> Extracted information
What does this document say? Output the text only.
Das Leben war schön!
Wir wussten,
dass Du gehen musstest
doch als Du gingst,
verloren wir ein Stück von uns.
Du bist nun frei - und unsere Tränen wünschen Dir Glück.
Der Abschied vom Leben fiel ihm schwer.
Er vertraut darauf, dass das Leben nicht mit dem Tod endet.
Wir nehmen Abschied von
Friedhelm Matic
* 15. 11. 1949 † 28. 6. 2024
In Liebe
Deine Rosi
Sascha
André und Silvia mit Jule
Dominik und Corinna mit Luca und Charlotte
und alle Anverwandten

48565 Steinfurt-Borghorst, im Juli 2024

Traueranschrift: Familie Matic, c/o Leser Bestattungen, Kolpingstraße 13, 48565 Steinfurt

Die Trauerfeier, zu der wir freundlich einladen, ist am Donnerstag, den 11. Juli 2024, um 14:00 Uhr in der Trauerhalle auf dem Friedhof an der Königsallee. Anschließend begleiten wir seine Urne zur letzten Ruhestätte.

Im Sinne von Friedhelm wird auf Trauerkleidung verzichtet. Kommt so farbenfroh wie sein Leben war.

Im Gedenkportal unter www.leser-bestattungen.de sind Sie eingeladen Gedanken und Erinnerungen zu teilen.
==
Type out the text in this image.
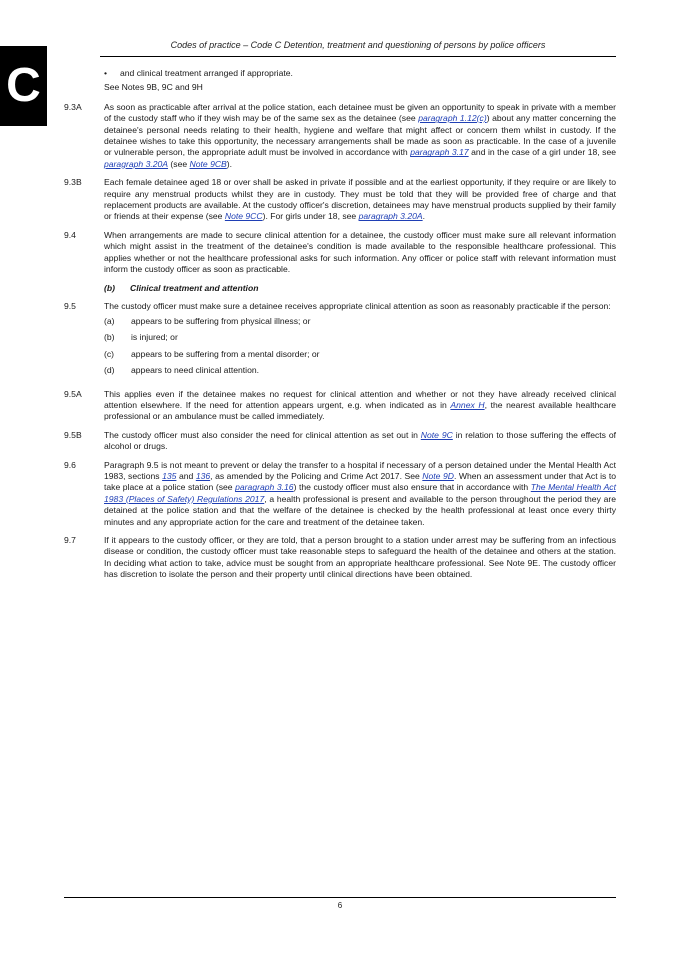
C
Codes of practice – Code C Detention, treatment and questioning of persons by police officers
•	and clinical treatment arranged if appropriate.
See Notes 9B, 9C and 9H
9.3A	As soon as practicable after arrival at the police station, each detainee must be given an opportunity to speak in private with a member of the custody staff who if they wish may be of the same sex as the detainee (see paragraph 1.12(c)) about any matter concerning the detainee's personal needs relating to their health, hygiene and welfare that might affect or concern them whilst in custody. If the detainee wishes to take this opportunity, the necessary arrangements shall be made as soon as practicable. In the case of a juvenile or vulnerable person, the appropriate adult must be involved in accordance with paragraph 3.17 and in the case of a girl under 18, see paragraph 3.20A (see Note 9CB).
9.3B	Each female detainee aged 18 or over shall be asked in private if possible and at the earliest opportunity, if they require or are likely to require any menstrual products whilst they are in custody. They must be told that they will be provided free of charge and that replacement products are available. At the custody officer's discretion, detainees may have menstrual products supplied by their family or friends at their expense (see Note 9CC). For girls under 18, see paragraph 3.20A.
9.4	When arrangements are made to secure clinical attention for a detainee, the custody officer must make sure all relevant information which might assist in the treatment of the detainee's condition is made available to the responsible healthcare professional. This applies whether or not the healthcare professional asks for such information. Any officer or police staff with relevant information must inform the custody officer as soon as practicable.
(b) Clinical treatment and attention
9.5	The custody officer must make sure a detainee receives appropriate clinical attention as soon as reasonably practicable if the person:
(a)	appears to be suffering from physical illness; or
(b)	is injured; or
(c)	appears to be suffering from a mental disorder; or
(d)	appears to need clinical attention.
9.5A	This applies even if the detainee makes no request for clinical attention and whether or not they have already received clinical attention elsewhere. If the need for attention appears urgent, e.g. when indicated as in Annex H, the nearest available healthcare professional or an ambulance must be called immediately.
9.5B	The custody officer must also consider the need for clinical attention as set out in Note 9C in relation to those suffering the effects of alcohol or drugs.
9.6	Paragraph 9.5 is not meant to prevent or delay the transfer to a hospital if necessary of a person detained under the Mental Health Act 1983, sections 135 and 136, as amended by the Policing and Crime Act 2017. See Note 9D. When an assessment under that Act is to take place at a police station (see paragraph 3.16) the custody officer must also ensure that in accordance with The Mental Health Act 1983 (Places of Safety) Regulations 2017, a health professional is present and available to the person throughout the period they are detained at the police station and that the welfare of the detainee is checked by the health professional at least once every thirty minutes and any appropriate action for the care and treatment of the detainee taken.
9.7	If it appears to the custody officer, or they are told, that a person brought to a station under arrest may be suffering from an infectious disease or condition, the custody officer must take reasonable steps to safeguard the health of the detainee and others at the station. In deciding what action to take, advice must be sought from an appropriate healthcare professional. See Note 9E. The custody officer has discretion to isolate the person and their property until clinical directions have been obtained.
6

> Task statement
Reply with only the number of lines in the material above where the string "Leben" appears.

> Full response
4